**Textauszug:**
· · · ·
Dr. Martin Henschke - Projekte

Ganggenauigkeit, Zeitwaage

Sekundenpendeluhr

Im ersten Teil werden die Gangwerte der Sekundenpendeluhr gezeigt und diskutiert. Auf dem Bild der Uhr ist auf dem Tisch eine Selbstbau-Zeitwaage zu sehen, die den Gang der Uhr überwacht. Sie besteht aus einer Standard-Experimentierplatine (AVR-Ctrl), dem Funkuhr-Modul EM2S DCF und der Antenne AFET 77,5 von HKW-Elektronik. In der Uhr (hinter dem Pendel) befinden sich eine Gabellichtschranke sowie analoge Sensoren für Druck, Temperatur und Luftfeuchte. Diese 3 Sensorwerte sowie Amplitude und Gangabweichung werden stündlich gespeichert (für maximal 3 Wochen) und gelegentlich auf einen PC übertragen. Da das Funkuhr-Modul nur maximal einen Impuls pro Sekunde liefert, werden Zwischenwerte mittels Quarz (braucht der Mikrocontroller ohnehin) bestimmt, wobei eine Quarz-Heizung (auf den Quarz geklebter Widerstand) dafür sorgt, dass der Quarz immer im Takt schwingt.

Die Zeitwaage läuft mittlerweile seit gut 7 Jahren (davon fast 6 Jahre ohne Unterbrechung) und hat in dieser Zeit keine Störung oder fehlerhafte Daten gezeigt. Gelegentliche Stromausfälle wurden mittels Batterien überbrückt. Im folgenden Diagramm ist die Ganggenauigkeit der Uhr über 299 Wochen bzw. 50232 h gezeigt. Glücklicherweise wurde die maximale Anzahl der Datenpunkte, die in einer Excel-Grafik pro Linie dargestellt werden können, von damals gut 32000 auf jetzt über 65000 angehoben.

Gang in 299 Wochen

Das Diagramm kann zum Vergrößern angeklickt werden. Die Kreise auf der Kurve für die Gangabweichung (Δt_ges) zeigen die Zeitpunkte an, an denen das Gewicht auf dem Pendelteller geändert wurde, welches dann in dem unteren Diagramm in mg angegeben ist. Die Dreiecke ganz oben zeigen die Zeitpunkte des Aufziehens an. Die wichtigste Kurve ist die schwarze, die den aktuellen Gangfehler in ms/h anzeigt. 1 ms/h entspricht dabei 0,024 s/d (Sekunden pro Tag), was die üblichere Einheit ist. Bei dieser Kurve sind die geänderten Gewichte auf dem Pendelteller herausgerechnet, so dass die langfristige Veränderung des Gangverhaltens seit Laufzeitbeginn zum Ausdruck kommt.
· · · ·
**Arbeitsanweisungen:**
1 – Geben Sie den Textauszug ab „Im ersten Teil“ bis einschließlich „im Takt schwingt.“ wortgetreu wieder.
2 – Beantworten Sie anhand des Textauszugs kurz:
(a) Über wie viele Wochen zeigt das Diagramm die Ganggenauigkeit der Uhr?
(b) Womit wurden gelegentliche Stromausfälle überbrückt?
(c) Welchem Wert in Sekunden pro Tag entspricht 1 ms/h?
Stützen Sie sich ausschließlich auf den Textauszug.

**Verfügbare Daten:**
· · · ·
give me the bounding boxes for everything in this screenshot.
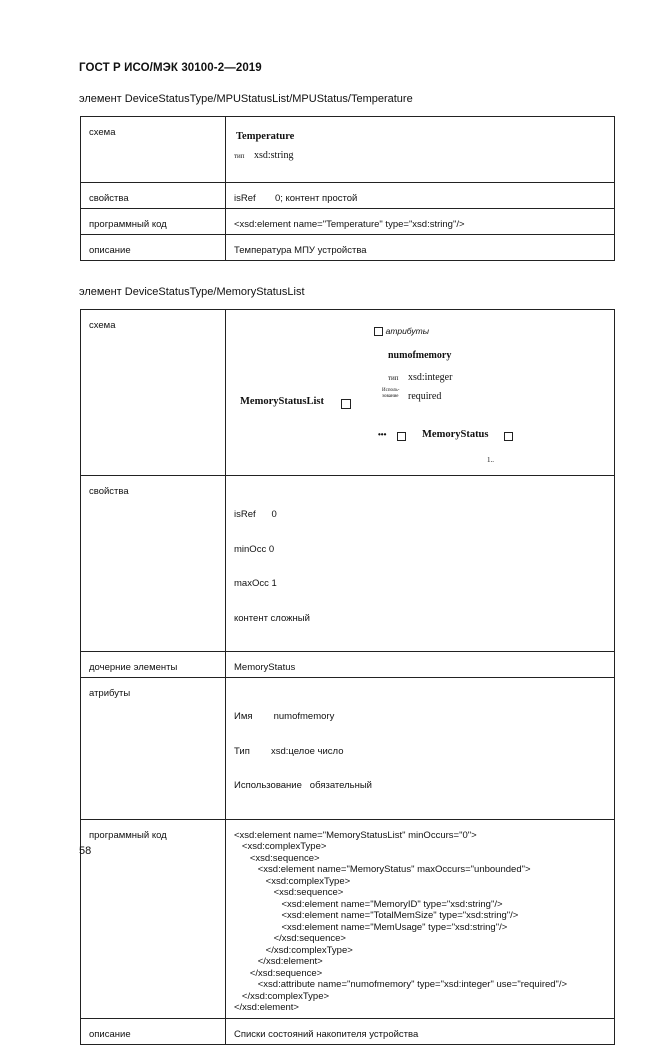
· · · ·
**Lösungen je Aufgabe:**
1 –
Im ersten Teil werden die Gangwerte der Sekundenpendeluhr gezeigt und diskutiert. Auf dem Bild der Uhr ist auf dem Tisch eine Selbstbau-Zeitwaage zu sehen, die den Gang der Uhr überwacht. Sie besteht aus einer Standard-Experimentierplatine (AVR-Ctrl), dem Funkuhr-Modul EM2S DCF und der Antenne AFET 77,5 von HKW-Elektronik. In der Uhr (hinter dem Pendel) befinden sich eine Gabellichtschranke sowie analoge Sensoren für Druck, Temperatur und Luftfeuchte. Diese 3 Sensorwerte sowie Amplitude und Gangabweichung werden stündlich gespeichert (für maximal 3 Wochen) und gelegentlich auf einen PC übertragen. Da das Funkuhr-Modul nur maximal einen Impuls pro Sekunde liefert, werden Zwischenwerte mittels Quarz (braucht der Mikrocontroller ohnehin) bestimmt, wobei eine Quarz-Heizung (auf den Quarz geklebter Widerstand) dafür sorgt, dass der Quarz immer im Takt schwingt.

2 –
(a) Über 299 Wochen bzw. 50232 h.
(b) Mit Batterien.
(c) 0,024 s/d.